╭─ Material to process

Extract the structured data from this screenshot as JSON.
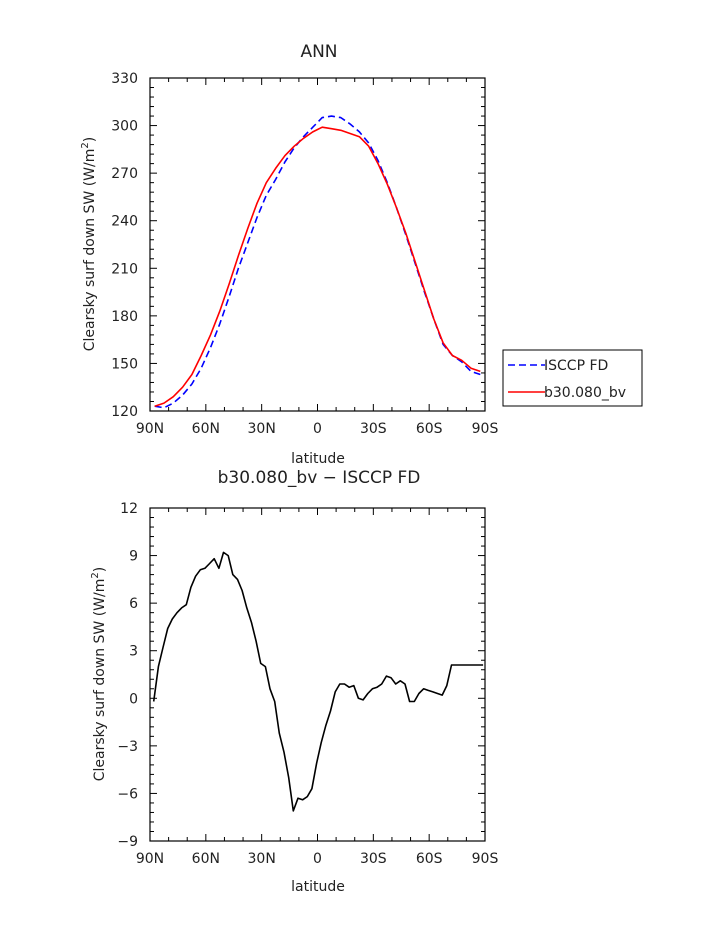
{
  "chart_data": [
    {
      "type": "line",
      "title": "ANN",
      "xlabel": "latitude",
      "ylabel": "Clearsky surf down SW (W/m²)",
      "ylabel_main": "Clearsky surf down SW (W/m",
      "ylabel_sup": "2",
      "ylabel_end": ")",
      "xlim": [
        90,
        -90
      ],
      "ylim": [
        120,
        330
      ],
      "xticks": [
        90,
        60,
        30,
        0,
        -30,
        -60,
        -90
      ],
      "xtick_labels": [
        "90N",
        "60N",
        "30N",
        "0",
        "30S",
        "60S",
        "90S"
      ],
      "yticks": [
        120,
        150,
        180,
        210,
        240,
        270,
        300,
        330
      ],
      "ytick_labels": [
        "120",
        "150",
        "180",
        "210",
        "240",
        "270",
        "300",
        "330"
      ],
      "legend_position": "right, outside plot",
      "series": [
        {
          "name": "ISCCP FD",
          "color": "#0000ff",
          "dash": "dashed",
          "x": [
            87.5,
            82.5,
            77.5,
            72.5,
            67.5,
            62.5,
            57.5,
            52.5,
            47.5,
            42.5,
            37.5,
            32.5,
            27.5,
            22.5,
            17.5,
            12.5,
            7.5,
            2.5,
            -2.5,
            -7.5,
            -12.5,
            -17.5,
            -22.5,
            -27.5,
            -32.5,
            -37.5,
            -42.5,
            -47.5,
            -52.5,
            -57.5,
            -62.5,
            -67.5,
            -72.5,
            -77.5,
            -82.5,
            -87.5
          ],
          "y": [
            123,
            122,
            125,
            130,
            137,
            147,
            160,
            175,
            192,
            210,
            226,
            242,
            256,
            266,
            277,
            286,
            293,
            299,
            305,
            306,
            305,
            301,
            296,
            289,
            278,
            264,
            248,
            231,
            213,
            195,
            178,
            162,
            155,
            151,
            145,
            143
          ]
        },
        {
          "name": "b30.080_bv",
          "color": "#ff0000",
          "dash": "solid",
          "x": [
            87.5,
            82.5,
            77.5,
            72.5,
            67.5,
            62.5,
            57.5,
            52.5,
            47.5,
            42.5,
            37.5,
            32.5,
            27.5,
            22.5,
            17.5,
            12.5,
            7.5,
            2.5,
            -2.5,
            -7.5,
            -12.5,
            -17.5,
            -22.5,
            -27.5,
            -32.5,
            -37.5,
            -42.5,
            -47.5,
            -52.5,
            -57.5,
            -62.5,
            -67.5,
            -72.5,
            -77.5,
            -82.5,
            -87.5
          ],
          "y": [
            123,
            125,
            129,
            135,
            143,
            155,
            168,
            183,
            200,
            218,
            235,
            251,
            264,
            273,
            281,
            287,
            292,
            296,
            299,
            298,
            297,
            295,
            293,
            287,
            276,
            263,
            248,
            232,
            214,
            196,
            178,
            163,
            155,
            152,
            147,
            145
          ]
        }
      ]
    },
    {
      "type": "line",
      "title": "b30.080_bv − ISCCP FD",
      "xlabel": "latitude",
      "ylabel": "Clearsky surf down SW (W/m²)",
      "ylabel_main": "Clearsky surf down SW (W/m",
      "ylabel_sup": "2",
      "ylabel_end": ")",
      "xlim": [
        90,
        -90
      ],
      "ylim": [
        -9,
        12
      ],
      "xticks": [
        90,
        60,
        30,
        0,
        -30,
        -60,
        -90
      ],
      "xtick_labels": [
        "90N",
        "60N",
        "30N",
        "0",
        "30S",
        "60S",
        "90S"
      ],
      "yticks": [
        -9,
        -6,
        -3,
        0,
        3,
        6,
        9,
        12
      ],
      "ytick_labels": [
        "−9",
        "−6",
        "−3",
        "0",
        "3",
        "6",
        "9",
        "12"
      ],
      "series": [
        {
          "color": "#000000",
          "dash": "solid",
          "x": [
            88,
            85.5,
            83,
            80.5,
            78,
            75.5,
            73,
            70.5,
            68,
            65.5,
            63,
            60.5,
            58,
            55.5,
            53,
            50.5,
            48,
            45.5,
            43,
            40.5,
            38,
            35.5,
            33,
            30.5,
            28,
            25.5,
            23,
            20.5,
            18,
            15.5,
            13,
            10.5,
            8,
            5.5,
            3,
            0.5,
            -2,
            -4.5,
            -7,
            -9.5,
            -12,
            -14.5,
            -17,
            -19.5,
            -22,
            -24.5,
            -27,
            -29.5,
            -32,
            -34.5,
            -37,
            -39.5,
            -42,
            -44.5,
            -47,
            -49.5,
            -52,
            -54.5,
            -57,
            -59.5,
            -62,
            -64.5,
            -67,
            -69.5,
            -72,
            -74.5,
            -77,
            -79.5,
            -82,
            -84.5,
            -87,
            -89
          ],
          "y": [
            -0.2,
            2.0,
            3.2,
            4.4,
            5.0,
            5.4,
            5.7,
            5.9,
            7.0,
            7.7,
            8.1,
            8.2,
            8.5,
            8.8,
            8.2,
            9.2,
            9.0,
            7.8,
            7.5,
            6.8,
            5.7,
            4.8,
            3.6,
            2.2,
            2.0,
            0.6,
            -0.2,
            -2.2,
            -3.4,
            -5.0,
            -7.1,
            -6.3,
            -6.4,
            -6.2,
            -5.7,
            -4.1,
            -2.8,
            -1.7,
            -0.8,
            0.4,
            0.9,
            0.9,
            0.7,
            0.8,
            0.0,
            -0.1,
            0.3,
            0.6,
            0.7,
            0.9,
            1.4,
            1.3,
            0.9,
            1.1,
            0.9,
            -0.2,
            -0.2,
            0.3,
            0.6,
            0.5,
            0.4,
            0.3,
            0.2,
            0.8,
            2.1,
            2.1,
            2.1,
            2.1,
            2.1,
            2.1,
            2.1,
            2.1
          ]
        }
      ]
    }
  ]
}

╰─

= Task goal =
Output all of the entries verbatim, leaving out any images.

= Expected answer =
Extract the structured data from this screenshot as JSON.
{
  "chart_data": [
    {
      "type": "line",
      "title": "ANN",
      "xlabel": "latitude",
      "ylabel": "Clearsky surf down SW (W/m²)",
      "ylabel_main": "Clearsky surf down SW (W/m",
      "ylabel_sup": "2",
      "ylabel_end": ")",
      "xlim": [
        90,
        -90
      ],
      "ylim": [
        120,
        330
      ],
      "xticks": [
        90,
        60,
        30,
        0,
        -30,
        -60,
        -90
      ],
      "xtick_labels": [
        "90N",
        "60N",
        "30N",
        "0",
        "30S",
        "60S",
        "90S"
      ],
      "yticks": [
        120,
        150,
        180,
        210,
        240,
        270,
        300,
        330
      ],
      "ytick_labels": [
        "120",
        "150",
        "180",
        "210",
        "240",
        "270",
        "300",
        "330"
      ],
      "legend_position": "right, outside plot",
      "series": [
        {
          "name": "ISCCP FD",
          "color": "#0000ff",
          "dash": "dashed",
          "x": [
            87.5,
            82.5,
            77.5,
            72.5,
            67.5,
            62.5,
            57.5,
            52.5,
            47.5,
            42.5,
            37.5,
            32.5,
            27.5,
            22.5,
            17.5,
            12.5,
            7.5,
            2.5,
            -2.5,
            -7.5,
            -12.5,
            -17.5,
            -22.5,
            -27.5,
            -32.5,
            -37.5,
            -42.5,
            -47.5,
            -52.5,
            -57.5,
            -62.5,
            -67.5,
            -72.5,
            -77.5,
            -82.5,
            -87.5
          ],
          "y": [
            123,
            122,
            125,
            130,
            137,
            147,
            160,
            175,
            192,
            210,
            226,
            242,
            256,
            266,
            277,
            286,
            293,
            299,
            305,
            306,
            305,
            301,
            296,
            289,
            278,
            264,
            248,
            231,
            213,
            195,
            178,
            162,
            155,
            151,
            145,
            143
          ]
        },
        {
          "name": "b30.080_bv",
          "color": "#ff0000",
          "dash": "solid",
          "x": [
            87.5,
            82.5,
            77.5,
            72.5,
            67.5,
            62.5,
            57.5,
            52.5,
            47.5,
            42.5,
            37.5,
            32.5,
            27.5,
            22.5,
            17.5,
            12.5,
            7.5,
            2.5,
            -2.5,
            -7.5,
            -12.5,
            -17.5,
            -22.5,
            -27.5,
            -32.5,
            -37.5,
            -42.5,
            -47.5,
            -52.5,
            -57.5,
            -62.5,
            -67.5,
            -72.5,
            -77.5,
            -82.5,
            -87.5
          ],
          "y": [
            123,
            125,
            129,
            135,
            143,
            155,
            168,
            183,
            200,
            218,
            235,
            251,
            264,
            273,
            281,
            287,
            292,
            296,
            299,
            298,
            297,
            295,
            293,
            287,
            276,
            263,
            248,
            232,
            214,
            196,
            178,
            163,
            155,
            152,
            147,
            145
          ]
        }
      ]
    },
    {
      "type": "line",
      "title": "b30.080_bv − ISCCP FD",
      "xlabel": "latitude",
      "ylabel": "Clearsky surf down SW (W/m²)",
      "ylabel_main": "Clearsky surf down SW (W/m",
      "ylabel_sup": "2",
      "ylabel_end": ")",
      "xlim": [
        90,
        -90
      ],
      "ylim": [
        -9,
        12
      ],
      "xticks": [
        90,
        60,
        30,
        0,
        -30,
        -60,
        -90
      ],
      "xtick_labels": [
        "90N",
        "60N",
        "30N",
        "0",
        "30S",
        "60S",
        "90S"
      ],
      "yticks": [
        -9,
        -6,
        -3,
        0,
        3,
        6,
        9,
        12
      ],
      "ytick_labels": [
        "−9",
        "−6",
        "−3",
        "0",
        "3",
        "6",
        "9",
        "12"
      ],
      "series": [
        {
          "color": "#000000",
          "dash": "solid",
          "x": [
            88,
            85.5,
            83,
            80.5,
            78,
            75.5,
            73,
            70.5,
            68,
            65.5,
            63,
            60.5,
            58,
            55.5,
            53,
            50.5,
            48,
            45.5,
            43,
            40.5,
            38,
            35.5,
            33,
            30.5,
            28,
            25.5,
            23,
            20.5,
            18,
            15.5,
            13,
            10.5,
            8,
            5.5,
            3,
            0.5,
            -2,
            -4.5,
            -7,
            -9.5,
            -12,
            -14.5,
            -17,
            -19.5,
            -22,
            -24.5,
            -27,
            -29.5,
            -32,
            -34.5,
            -37,
            -39.5,
            -42,
            -44.5,
            -47,
            -49.5,
            -52,
            -54.5,
            -57,
            -59.5,
            -62,
            -64.5,
            -67,
            -69.5,
            -72,
            -74.5,
            -77,
            -79.5,
            -82,
            -84.5,
            -87,
            -89
          ],
          "y": [
            -0.2,
            2.0,
            3.2,
            4.4,
            5.0,
            5.4,
            5.7,
            5.9,
            7.0,
            7.7,
            8.1,
            8.2,
            8.5,
            8.8,
            8.2,
            9.2,
            9.0,
            7.8,
            7.5,
            6.8,
            5.7,
            4.8,
            3.6,
            2.2,
            2.0,
            0.6,
            -0.2,
            -2.2,
            -3.4,
            -5.0,
            -7.1,
            -6.3,
            -6.4,
            -6.2,
            -5.7,
            -4.1,
            -2.8,
            -1.7,
            -0.8,
            0.4,
            0.9,
            0.9,
            0.7,
            0.8,
            0.0,
            -0.1,
            0.3,
            0.6,
            0.7,
            0.9,
            1.4,
            1.3,
            0.9,
            1.1,
            0.9,
            -0.2,
            -0.2,
            0.3,
            0.6,
            0.5,
            0.4,
            0.3,
            0.2,
            0.8,
            2.1,
            2.1,
            2.1,
            2.1,
            2.1,
            2.1,
            2.1,
            2.1
          ]
        }
      ]
    }
  ]
}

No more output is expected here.